Problem to solve
Quote the listing below in its entirety.

Data excerpts
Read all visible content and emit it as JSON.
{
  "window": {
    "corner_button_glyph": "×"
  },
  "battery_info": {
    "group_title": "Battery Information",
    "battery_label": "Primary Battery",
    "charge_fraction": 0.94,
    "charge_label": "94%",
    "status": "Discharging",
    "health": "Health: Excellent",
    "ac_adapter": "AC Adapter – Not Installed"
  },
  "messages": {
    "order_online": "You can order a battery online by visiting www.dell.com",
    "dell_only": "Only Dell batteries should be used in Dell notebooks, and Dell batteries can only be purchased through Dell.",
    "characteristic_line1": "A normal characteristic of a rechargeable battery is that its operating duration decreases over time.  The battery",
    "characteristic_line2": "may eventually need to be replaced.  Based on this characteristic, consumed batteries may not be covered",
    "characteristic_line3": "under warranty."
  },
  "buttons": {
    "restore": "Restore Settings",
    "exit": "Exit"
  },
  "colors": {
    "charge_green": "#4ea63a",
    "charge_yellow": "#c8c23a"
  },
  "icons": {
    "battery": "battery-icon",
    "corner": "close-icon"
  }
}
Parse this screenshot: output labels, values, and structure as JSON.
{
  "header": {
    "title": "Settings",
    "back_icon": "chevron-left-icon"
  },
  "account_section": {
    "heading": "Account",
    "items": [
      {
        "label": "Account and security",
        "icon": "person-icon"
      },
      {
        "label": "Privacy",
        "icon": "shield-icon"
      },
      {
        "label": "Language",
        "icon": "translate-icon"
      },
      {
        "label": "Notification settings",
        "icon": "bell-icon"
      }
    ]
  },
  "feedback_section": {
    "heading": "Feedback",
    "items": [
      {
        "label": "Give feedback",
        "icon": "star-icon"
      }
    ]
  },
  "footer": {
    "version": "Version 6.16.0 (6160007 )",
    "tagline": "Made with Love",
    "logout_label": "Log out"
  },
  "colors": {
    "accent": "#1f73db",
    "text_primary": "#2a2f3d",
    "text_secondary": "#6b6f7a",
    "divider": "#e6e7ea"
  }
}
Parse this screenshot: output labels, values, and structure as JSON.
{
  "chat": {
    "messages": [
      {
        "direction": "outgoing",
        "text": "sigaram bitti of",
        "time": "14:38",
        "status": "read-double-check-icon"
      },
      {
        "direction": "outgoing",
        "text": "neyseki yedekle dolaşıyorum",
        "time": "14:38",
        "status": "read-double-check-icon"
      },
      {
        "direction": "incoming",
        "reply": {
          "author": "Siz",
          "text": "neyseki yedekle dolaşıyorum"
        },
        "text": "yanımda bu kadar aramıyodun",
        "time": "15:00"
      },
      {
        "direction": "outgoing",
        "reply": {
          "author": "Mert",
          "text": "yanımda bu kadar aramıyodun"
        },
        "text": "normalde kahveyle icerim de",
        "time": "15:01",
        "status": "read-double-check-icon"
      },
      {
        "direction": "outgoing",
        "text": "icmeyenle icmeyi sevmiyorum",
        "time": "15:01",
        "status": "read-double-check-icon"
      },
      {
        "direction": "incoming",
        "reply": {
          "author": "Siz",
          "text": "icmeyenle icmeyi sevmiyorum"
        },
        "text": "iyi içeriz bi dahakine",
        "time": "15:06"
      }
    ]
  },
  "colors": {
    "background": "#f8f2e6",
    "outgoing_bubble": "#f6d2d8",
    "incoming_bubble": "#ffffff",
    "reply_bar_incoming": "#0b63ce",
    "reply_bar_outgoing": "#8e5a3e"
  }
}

Solution to this problem
Read all visible content and emit it as JSON.
{
  "window": {
    "corner_button_glyph": "×"
  },
  "battery_info": {
    "group_title": "Battery Information",
    "battery_label": "Primary Battery",
    "charge_fraction": 0.94,
    "charge_label": "94%",
    "status": "Discharging",
    "health": "Health: Excellent",
    "ac_adapter": "AC Adapter – Not Installed"
  },
  "messages": {
    "order_online": "You can order a battery online by visiting www.dell.com",
    "dell_only": "Only Dell batteries should be used in Dell notebooks, and Dell batteries can only be purchased through Dell.",
    "characteristic_line1": "A normal characteristic of a rechargeable battery is that its operating duration decreases over time.  The battery",
    "characteristic_line2": "may eventually need to be replaced.  Based on this characteristic, consumed batteries may not be covered",
    "characteristic_line3": "under warranty."
  },
  "buttons": {
    "restore": "Restore Settings",
    "exit": "Exit"
  },
  "colors": {
    "charge_green": "#4ea63a",
    "charge_yellow": "#c8c23a"
  },
  "icons": {
    "battery": "battery-icon",
    "corner": "close-icon"
  }
}
Parse this screenshot: output labels, values, and structure as JSON.
{
  "header": {
    "title": "Settings",
    "back_icon": "chevron-left-icon"
  },
  "account_section": {
    "heading": "Account",
    "items": [
      {
        "label": "Account and security",
        "icon": "person-icon"
      },
      {
        "label": "Privacy",
        "icon": "shield-icon"
      },
      {
        "label": "Language",
        "icon": "translate-icon"
      },
      {
        "label": "Notification settings",
        "icon": "bell-icon"
      }
    ]
  },
  "feedback_section": {
    "heading": "Feedback",
    "items": [
      {
        "label": "Give feedback",
        "icon": "star-icon"
      }
    ]
  },
  "footer": {
    "version": "Version 6.16.0 (6160007 )",
    "tagline": "Made with Love",
    "logout_label": "Log out"
  },
  "colors": {
    "accent": "#1f73db",
    "text_primary": "#2a2f3d",
    "text_secondary": "#6b6f7a",
    "divider": "#e6e7ea"
  }
}
Parse this screenshot: output labels, values, and structure as JSON.
{
  "chat": {
    "messages": [
      {
        "direction": "outgoing",
        "text": "sigaram bitti of",
        "time": "14:38",
        "status": "read-double-check-icon"
      },
      {
        "direction": "outgoing",
        "text": "neyseki yedekle dolaşıyorum",
        "time": "14:38",
        "status": "read-double-check-icon"
      },
      {
        "direction": "incoming",
        "reply": {
          "author": "Siz",
          "text": "neyseki yedekle dolaşıyorum"
        },
        "text": "yanımda bu kadar aramıyodun",
        "time": "15:00"
      },
      {
        "direction": "outgoing",
        "reply": {
          "author": "Mert",
          "text": "yanımda bu kadar aramıyodun"
        },
        "text": "normalde kahveyle icerim de",
        "time": "15:01",
        "status": "read-double-check-icon"
      },
      {
        "direction": "outgoing",
        "text": "icmeyenle icmeyi sevmiyorum",
        "time": "15:01",
        "status": "read-double-check-icon"
      },
      {
        "direction": "incoming",
        "reply": {
          "author": "Siz",
          "text": "icmeyenle icmeyi sevmiyorum"
        },
        "text": "iyi içeriz bi dahakine",
        "time": "15:06"
      }
    ]
  },
  "colors": {
    "background": "#f8f2e6",
    "outgoing_bubble": "#f6d2d8",
    "incoming_bubble": "#ffffff",
    "reply_bar_incoming": "#0b63ce",
    "reply_bar_outgoing": "#8e5a3e"
  }
}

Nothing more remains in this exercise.